■ GIVEN INFORMATION ■
+ + + + +
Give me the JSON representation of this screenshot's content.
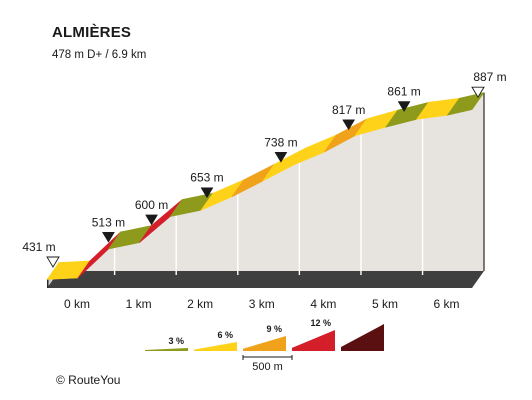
{
  "chart_data": {
    "type": "area",
    "title": "ALMIÈRES",
    "subtitle": "478 m D+ / 6.9 km",
    "x_unit": "km",
    "y_unit": "m",
    "x_ticks": [
      "0 km",
      "1 km",
      "2 km",
      "3 km",
      "4 km",
      "5 km",
      "6 km"
    ],
    "elevation_markers": [
      {
        "x": 0.0,
        "label": "431 m",
        "marker": "open-triangle"
      },
      {
        "x": 0.9,
        "label": "513 m",
        "marker": "filled-triangle"
      },
      {
        "x": 1.6,
        "label": "600 m",
        "marker": "filled-triangle"
      },
      {
        "x": 2.5,
        "label": "653 m",
        "marker": "filled-triangle"
      },
      {
        "x": 3.7,
        "label": "738 m",
        "marker": "filled-triangle"
      },
      {
        "x": 4.8,
        "label": "817 m",
        "marker": "filled-triangle"
      },
      {
        "x": 5.7,
        "label": "861 m",
        "marker": "filled-triangle"
      },
      {
        "x": 6.9,
        "label": "887 m",
        "marker": "open-triangle"
      }
    ],
    "segments": [
      {
        "x0": 0.0,
        "x1": 0.5,
        "y0": 431,
        "y1": 435,
        "grade_class": "6 %"
      },
      {
        "x0": 0.5,
        "x1": 1.0,
        "y0": 435,
        "y1": 513,
        "grade_class": "12 %"
      },
      {
        "x0": 1.0,
        "x1": 1.5,
        "y0": 513,
        "y1": 530,
        "grade_class": "3 %"
      },
      {
        "x0": 1.5,
        "x1": 2.0,
        "y0": 530,
        "y1": 600,
        "grade_class": "12 %"
      },
      {
        "x0": 2.0,
        "x1": 2.5,
        "y0": 600,
        "y1": 617,
        "grade_class": "3 %"
      },
      {
        "x0": 2.5,
        "x1": 3.0,
        "y0": 617,
        "y1": 653,
        "grade_class": "6 %"
      },
      {
        "x0": 3.0,
        "x1": 3.5,
        "y0": 653,
        "y1": 695,
        "grade_class": "9 %"
      },
      {
        "x0": 3.5,
        "x1": 4.0,
        "y0": 695,
        "y1": 738,
        "grade_class": "6 %"
      },
      {
        "x0": 4.0,
        "x1": 4.5,
        "y0": 738,
        "y1": 773,
        "grade_class": "6 %"
      },
      {
        "x0": 4.5,
        "x1": 5.0,
        "y0": 773,
        "y1": 817,
        "grade_class": "9 %"
      },
      {
        "x0": 5.0,
        "x1": 5.5,
        "y0": 817,
        "y1": 840,
        "grade_class": "6 %"
      },
      {
        "x0": 5.5,
        "x1": 6.0,
        "y0": 840,
        "y1": 861,
        "grade_class": "3 %"
      },
      {
        "x0": 6.0,
        "x1": 6.5,
        "y0": 861,
        "y1": 872,
        "grade_class": "6 %"
      },
      {
        "x0": 6.5,
        "x1": 6.9,
        "y0": 872,
        "y1": 887,
        "grade_class": "3 %"
      }
    ],
    "legend": {
      "placement": "bottom",
      "items": [
        {
          "label": "3 %",
          "color": "#8d9a1b"
        },
        {
          "label": "6 %",
          "color": "#ffd21a"
        },
        {
          "label": "9 %",
          "color": "#f0a21a"
        },
        {
          "label": "12 %",
          "color": "#d41f2a"
        },
        {
          "label": "",
          "color": "#5a0f10"
        }
      ],
      "scale_label": "500 m"
    },
    "colors": {
      "wall": "#e7e3df",
      "wall_edge": "#2a2a2a",
      "gridline": "#ffffff",
      "marker": "#1a1a1a"
    }
  },
  "credit": "© RouteYou"
}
+ + + + +
Without including any pictures, reproduce the listing exactly.

■ WRITTEN ANSWER ■
Give me the JSON representation of this screenshot's content.
{
  "chart_data": {
    "type": "area",
    "title": "ALMIÈRES",
    "subtitle": "478 m D+ / 6.9 km",
    "x_unit": "km",
    "y_unit": "m",
    "x_ticks": [
      "0 km",
      "1 km",
      "2 km",
      "3 km",
      "4 km",
      "5 km",
      "6 km"
    ],
    "elevation_markers": [
      {
        "x": 0.0,
        "label": "431 m",
        "marker": "open-triangle"
      },
      {
        "x": 0.9,
        "label": "513 m",
        "marker": "filled-triangle"
      },
      {
        "x": 1.6,
        "label": "600 m",
        "marker": "filled-triangle"
      },
      {
        "x": 2.5,
        "label": "653 m",
        "marker": "filled-triangle"
      },
      {
        "x": 3.7,
        "label": "738 m",
        "marker": "filled-triangle"
      },
      {
        "x": 4.8,
        "label": "817 m",
        "marker": "filled-triangle"
      },
      {
        "x": 5.7,
        "label": "861 m",
        "marker": "filled-triangle"
      },
      {
        "x": 6.9,
        "label": "887 m",
        "marker": "open-triangle"
      }
    ],
    "segments": [
      {
        "x0": 0.0,
        "x1": 0.5,
        "y0": 431,
        "y1": 435,
        "grade_class": "6 %"
      },
      {
        "x0": 0.5,
        "x1": 1.0,
        "y0": 435,
        "y1": 513,
        "grade_class": "12 %"
      },
      {
        "x0": 1.0,
        "x1": 1.5,
        "y0": 513,
        "y1": 530,
        "grade_class": "3 %"
      },
      {
        "x0": 1.5,
        "x1": 2.0,
        "y0": 530,
        "y1": 600,
        "grade_class": "12 %"
      },
      {
        "x0": 2.0,
        "x1": 2.5,
        "y0": 600,
        "y1": 617,
        "grade_class": "3 %"
      },
      {
        "x0": 2.5,
        "x1": 3.0,
        "y0": 617,
        "y1": 653,
        "grade_class": "6 %"
      },
      {
        "x0": 3.0,
        "x1": 3.5,
        "y0": 653,
        "y1": 695,
        "grade_class": "9 %"
      },
      {
        "x0": 3.5,
        "x1": 4.0,
        "y0": 695,
        "y1": 738,
        "grade_class": "6 %"
      },
      {
        "x0": 4.0,
        "x1": 4.5,
        "y0": 738,
        "y1": 773,
        "grade_class": "6 %"
      },
      {
        "x0": 4.5,
        "x1": 5.0,
        "y0": 773,
        "y1": 817,
        "grade_class": "9 %"
      },
      {
        "x0": 5.0,
        "x1": 5.5,
        "y0": 817,
        "y1": 840,
        "grade_class": "6 %"
      },
      {
        "x0": 5.5,
        "x1": 6.0,
        "y0": 840,
        "y1": 861,
        "grade_class": "3 %"
      },
      {
        "x0": 6.0,
        "x1": 6.5,
        "y0": 861,
        "y1": 872,
        "grade_class": "6 %"
      },
      {
        "x0": 6.5,
        "x1": 6.9,
        "y0": 872,
        "y1": 887,
        "grade_class": "3 %"
      }
    ],
    "legend": {
      "placement": "bottom",
      "items": [
        {
          "label": "3 %",
          "color": "#8d9a1b"
        },
        {
          "label": "6 %",
          "color": "#ffd21a"
        },
        {
          "label": "9 %",
          "color": "#f0a21a"
        },
        {
          "label": "12 %",
          "color": "#d41f2a"
        },
        {
          "label": "",
          "color": "#5a0f10"
        }
      ],
      "scale_label": "500 m"
    },
    "colors": {
      "wall": "#e7e3df",
      "wall_edge": "#2a2a2a",
      "gridline": "#ffffff",
      "marker": "#1a1a1a"
    }
  },
  "credit": "© RouteYou"
}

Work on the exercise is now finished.